───── EXTRACT ─────

NYC restaurant “barely staying afloat,” weary owner says

1

Ed McFarland, owner of Ed’s Lobster Bar in Manhattan, was one of the thousands of small business owners around the U.S. to take out a Paycheck Protection Program loan this spring. Now he regrets the move, saying he’s still “barely staying afloat.” CBS MoneyWatch caught up with McFarland to discuss his experience with the program, as well as how he’s faring while restaurants in New York City remain restricted due to COVID-19. This interview has been edited for length and clarity. 

photo-apr-01-12-06-44-pm.jpg Ed McFarland, owner of Ed’s Lobster Bar in Manhattan’s Soho neighborhood, said he is ready to open at full capacity indoors. But the city has other plans.  Ed McFarland

CBS MoneyWatch: When we spoke in April, COVID-19 was rampant in New York City and you were only open for takeout. Since then, you’ve been able to open for outdoor dining. Has that boosted Ed’s Lobster Bar?

In mid-May, business was getting good when the weather started to get nice and it was basically all takeout orders. Outdoor dining is not all it’s cracked up to be. The way it’s set up, maybe for others with bigger footprints it works, but my space is very small. It’s squished between two other places. My sales actually dropped off when outdoor dining started — they did not increase.

When outdoor seating started, business dropped by about 8% to 10%. Part of it was because people started going out more and more places opened. Also, I don’t have the ability to seat more people. Indoors we have 52 seats, outside I have 14. 

What did the process of getting up and running outdoors entail? Was it expensive?

Getting the outdoor situation set up was a hugely burdensome process. The state had the Department of Transportation inspecting us every week. They kept changing the rules and made it difficult to be in compliance. We were inspected five or six times, and every time it was for something different.

It started with the barriers — first you were allowed to put out planters, then you weren’t, then the barriers had to be a certain width, then they had to be locked together. It was just one thing after another, and I ultimately spent about $10,000 on barriers and setting up the outside area. 

Have I made that back in profit? Absolutely not. We are barely staying afloat right now.

───── RECORD EXTRACTS ─────

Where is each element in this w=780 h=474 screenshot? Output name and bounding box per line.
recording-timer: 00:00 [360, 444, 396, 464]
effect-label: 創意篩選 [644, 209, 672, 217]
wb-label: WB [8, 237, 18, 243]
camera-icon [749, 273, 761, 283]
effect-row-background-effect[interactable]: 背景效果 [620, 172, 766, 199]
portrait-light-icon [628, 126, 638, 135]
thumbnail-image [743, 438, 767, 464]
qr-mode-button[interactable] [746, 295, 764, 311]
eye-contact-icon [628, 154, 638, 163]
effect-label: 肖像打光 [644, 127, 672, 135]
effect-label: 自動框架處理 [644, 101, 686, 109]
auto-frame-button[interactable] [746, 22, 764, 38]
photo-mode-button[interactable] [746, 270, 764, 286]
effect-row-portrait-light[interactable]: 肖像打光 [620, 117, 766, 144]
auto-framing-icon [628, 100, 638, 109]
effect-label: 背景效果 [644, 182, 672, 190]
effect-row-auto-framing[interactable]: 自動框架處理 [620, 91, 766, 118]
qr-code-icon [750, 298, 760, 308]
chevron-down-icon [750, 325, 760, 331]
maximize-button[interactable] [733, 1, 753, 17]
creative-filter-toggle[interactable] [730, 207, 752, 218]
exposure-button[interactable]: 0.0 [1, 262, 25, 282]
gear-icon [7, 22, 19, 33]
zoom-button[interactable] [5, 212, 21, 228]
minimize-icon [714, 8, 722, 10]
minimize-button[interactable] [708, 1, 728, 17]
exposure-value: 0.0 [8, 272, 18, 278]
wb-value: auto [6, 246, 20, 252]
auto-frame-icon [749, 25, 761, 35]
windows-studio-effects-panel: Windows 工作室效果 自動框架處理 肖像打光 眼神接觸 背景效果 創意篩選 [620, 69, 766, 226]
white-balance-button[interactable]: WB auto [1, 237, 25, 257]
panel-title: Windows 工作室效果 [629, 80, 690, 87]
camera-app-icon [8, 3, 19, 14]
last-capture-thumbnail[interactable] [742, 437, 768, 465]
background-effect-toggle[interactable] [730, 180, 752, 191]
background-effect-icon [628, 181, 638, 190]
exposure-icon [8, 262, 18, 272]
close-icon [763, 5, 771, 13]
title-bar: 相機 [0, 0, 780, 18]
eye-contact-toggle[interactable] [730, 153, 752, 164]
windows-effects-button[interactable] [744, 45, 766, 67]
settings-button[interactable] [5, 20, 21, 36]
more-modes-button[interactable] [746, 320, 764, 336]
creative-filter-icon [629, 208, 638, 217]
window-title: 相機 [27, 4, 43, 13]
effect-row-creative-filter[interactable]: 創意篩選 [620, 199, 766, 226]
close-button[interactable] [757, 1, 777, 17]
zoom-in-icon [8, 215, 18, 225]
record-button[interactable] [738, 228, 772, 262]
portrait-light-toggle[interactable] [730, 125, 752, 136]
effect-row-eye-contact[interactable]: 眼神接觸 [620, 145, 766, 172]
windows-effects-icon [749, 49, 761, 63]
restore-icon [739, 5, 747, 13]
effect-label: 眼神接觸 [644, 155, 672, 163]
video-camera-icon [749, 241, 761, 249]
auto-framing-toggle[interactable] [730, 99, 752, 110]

─────

BRIEF A =>
According to the interview, roughly how much did McFarland spend on barriers and setting up the outside area?
BRIEF B =>
Write out the interview's wording from "CBS MoneyWatch: When" up to and including "outside I have 14.".

WRITTEN SOLUTION A =>
About $10,000.

WRITTEN SOLUTION B =>
CBS MoneyWatch: When we spoke in April, COVID-19 was rampant in New York City and you were only open for takeout. Since then, you’ve been able to open for outdoor dining. Has that boosted Ed’s Lobster Bar?

In mid-May, business was getting good when the weather started to get nice and it was basically all takeout orders. Outdoor dining is not all it’s cracked up to be. The way it’s set up, maybe for others with bigger footprints it works, but my space is very small. It’s squished between two other places. My sales actually dropped off when outdoor dining started — they did not increase.

When outdoor seating started, business dropped by about 8% to 10%. Part of it was because people started going out more and more places opened. Also, I don’t have the ability to seat more people. Indoors we have 52 seats, outside I have 14.